_Job_. Pictures stay out; everything else in the records below is copied exactly.

"""

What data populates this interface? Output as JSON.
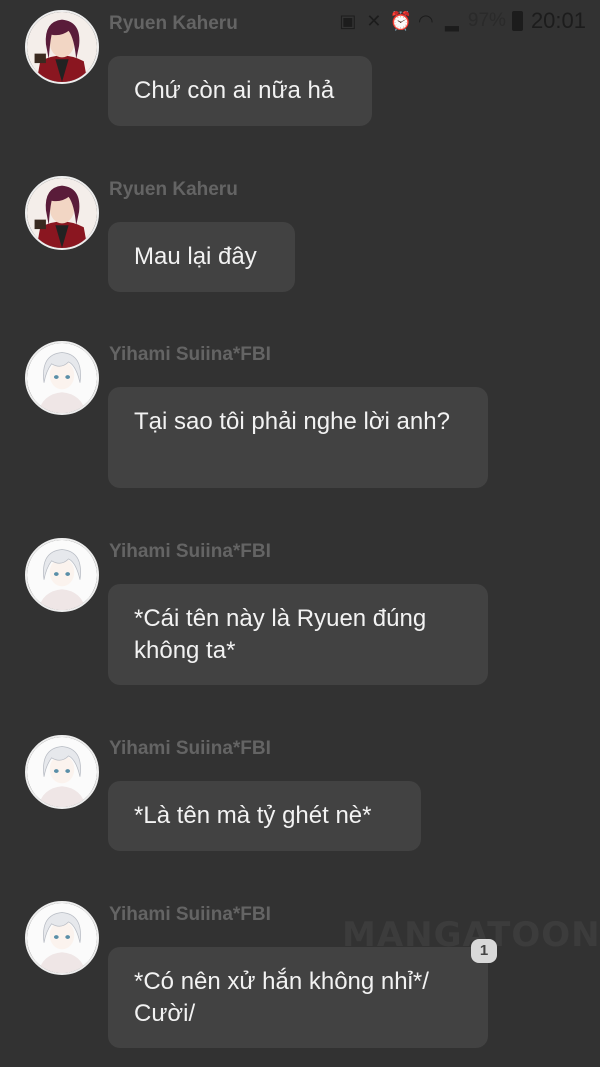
{
  "status_bar": {
    "battery_percent": "97%",
    "time": "20:01",
    "icons": [
      "notification-icon",
      "mute-icon",
      "alarm-icon",
      "wifi-icon",
      "signal-icon",
      "battery-icon"
    ]
  },
  "messages": [
    {
      "sender": "Ryuen Kaheru",
      "avatar": "red-hair-character-avatar",
      "text": "Chứ còn ai nữa hả"
    },
    {
      "sender": "Ryuen Kaheru",
      "avatar": "red-hair-character-avatar",
      "text": "Mau lại đây"
    },
    {
      "sender": "Yihami Suiina*FBI",
      "avatar": "white-hair-character-avatar",
      "text": "Tại sao tôi phải nghe lời anh?"
    },
    {
      "sender": "Yihami Suiina*FBI",
      "avatar": "white-hair-character-avatar",
      "text": "*Cái tên này là Ryuen đúng không ta*"
    },
    {
      "sender": "Yihami Suiina*FBI",
      "avatar": "white-hair-character-avatar",
      "text": "*Là tên mà tỷ ghét nè*"
    },
    {
      "sender": "Yihami Suiina*FBI",
      "avatar": "white-hair-character-avatar",
      "text": "*Có nên xử hắn không nhỉ*/ Cười/"
    }
  ],
  "watermark": "MANGATOON",
  "badge": "1"
}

"""

_Worked answer_.
What data populates this interface? Output as JSON.
{
  "status_bar": {
    "battery_percent": "97%",
    "time": "20:01",
    "icons": [
      "notification-icon",
      "mute-icon",
      "alarm-icon",
      "wifi-icon",
      "signal-icon",
      "battery-icon"
    ]
  },
  "messages": [
    {
      "sender": "Ryuen Kaheru",
      "avatar": "red-hair-character-avatar",
      "text": "Chứ còn ai nữa hả"
    },
    {
      "sender": "Ryuen Kaheru",
      "avatar": "red-hair-character-avatar",
      "text": "Mau lại đây"
    },
    {
      "sender": "Yihami Suiina*FBI",
      "avatar": "white-hair-character-avatar",
      "text": "Tại sao tôi phải nghe lời anh?"
    },
    {
      "sender": "Yihami Suiina*FBI",
      "avatar": "white-hair-character-avatar",
      "text": "*Cái tên này là Ryuen đúng không ta*"
    },
    {
      "sender": "Yihami Suiina*FBI",
      "avatar": "white-hair-character-avatar",
      "text": "*Là tên mà tỷ ghét nè*"
    },
    {
      "sender": "Yihami Suiina*FBI",
      "avatar": "white-hair-character-avatar",
      "text": "*Có nên xử hắn không nhỉ*/ Cười/"
    }
  ],
  "watermark": "MANGATOON",
  "badge": "1"
}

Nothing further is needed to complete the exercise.